⟨

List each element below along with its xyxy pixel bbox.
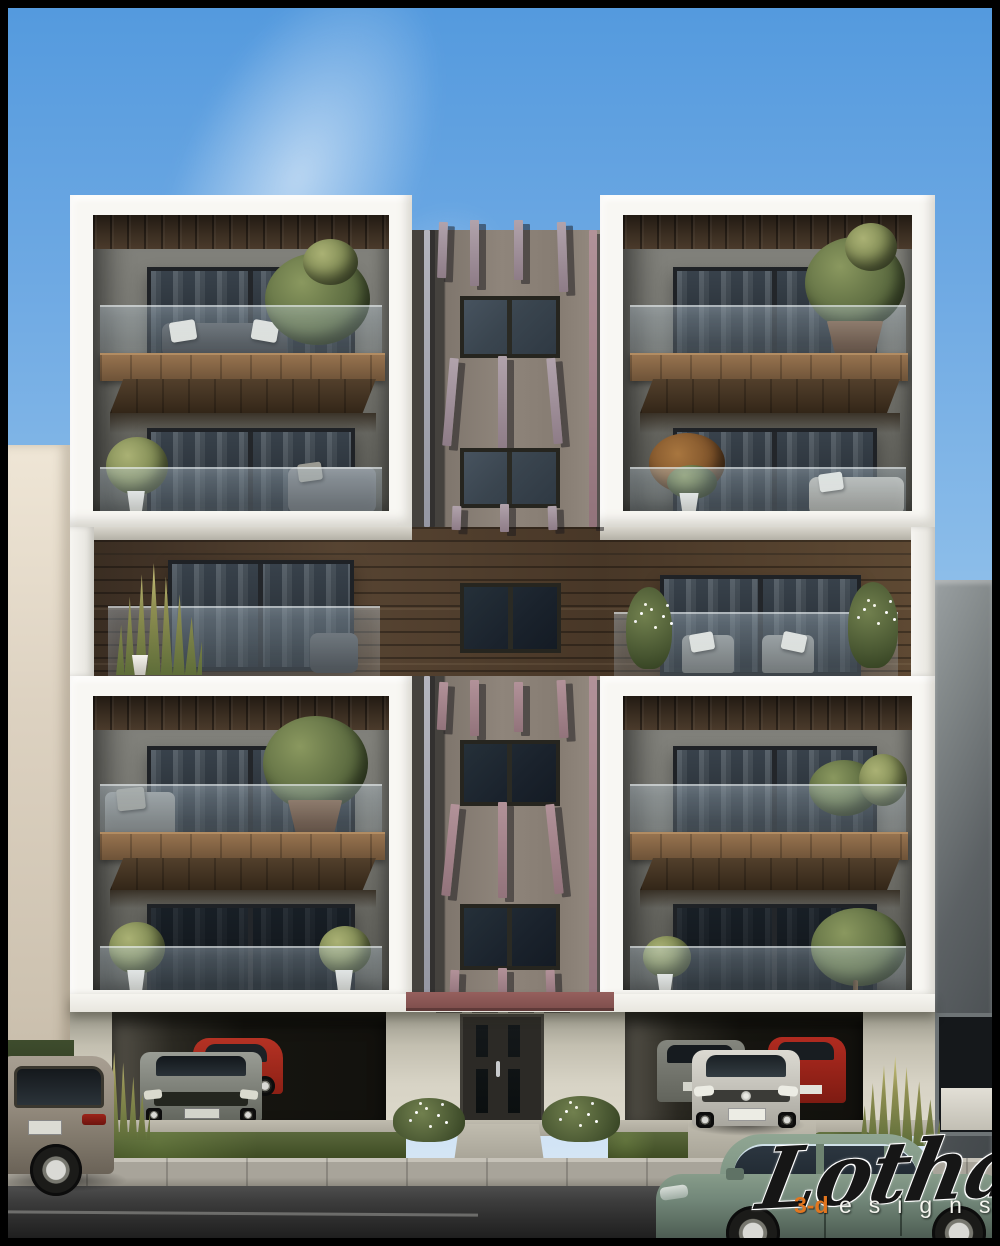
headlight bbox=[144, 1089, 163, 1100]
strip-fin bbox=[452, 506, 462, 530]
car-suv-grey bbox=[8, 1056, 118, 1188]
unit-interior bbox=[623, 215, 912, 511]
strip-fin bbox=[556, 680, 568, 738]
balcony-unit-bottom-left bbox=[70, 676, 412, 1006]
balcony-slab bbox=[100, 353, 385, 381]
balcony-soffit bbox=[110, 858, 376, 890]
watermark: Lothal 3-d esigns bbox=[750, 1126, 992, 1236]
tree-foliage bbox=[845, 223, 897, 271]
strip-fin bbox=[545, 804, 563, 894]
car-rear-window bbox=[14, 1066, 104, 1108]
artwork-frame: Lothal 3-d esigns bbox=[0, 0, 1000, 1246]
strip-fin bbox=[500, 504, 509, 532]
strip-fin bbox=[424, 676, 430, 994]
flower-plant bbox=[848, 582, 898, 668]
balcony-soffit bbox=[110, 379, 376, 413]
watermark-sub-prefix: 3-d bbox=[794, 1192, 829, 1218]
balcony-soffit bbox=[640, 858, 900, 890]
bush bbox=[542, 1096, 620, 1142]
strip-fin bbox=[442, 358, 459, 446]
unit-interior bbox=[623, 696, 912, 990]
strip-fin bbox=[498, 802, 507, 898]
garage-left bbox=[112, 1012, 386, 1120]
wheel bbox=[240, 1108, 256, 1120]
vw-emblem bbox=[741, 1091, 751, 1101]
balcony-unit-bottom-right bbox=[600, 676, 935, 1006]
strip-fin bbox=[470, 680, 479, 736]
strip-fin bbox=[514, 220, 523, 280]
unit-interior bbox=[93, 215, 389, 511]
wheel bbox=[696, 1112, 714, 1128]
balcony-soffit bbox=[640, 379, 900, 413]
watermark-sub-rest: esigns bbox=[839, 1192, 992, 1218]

⟩

_INSTRUCTION:_ Identify every line in the records above that contains the string "bottom", and copy each of those lines.

_FULL OUTPUT:_
balcony-unit-bottom-left bbox=[70, 676, 412, 1006]
balcony-unit-bottom-right bbox=[600, 676, 935, 1006]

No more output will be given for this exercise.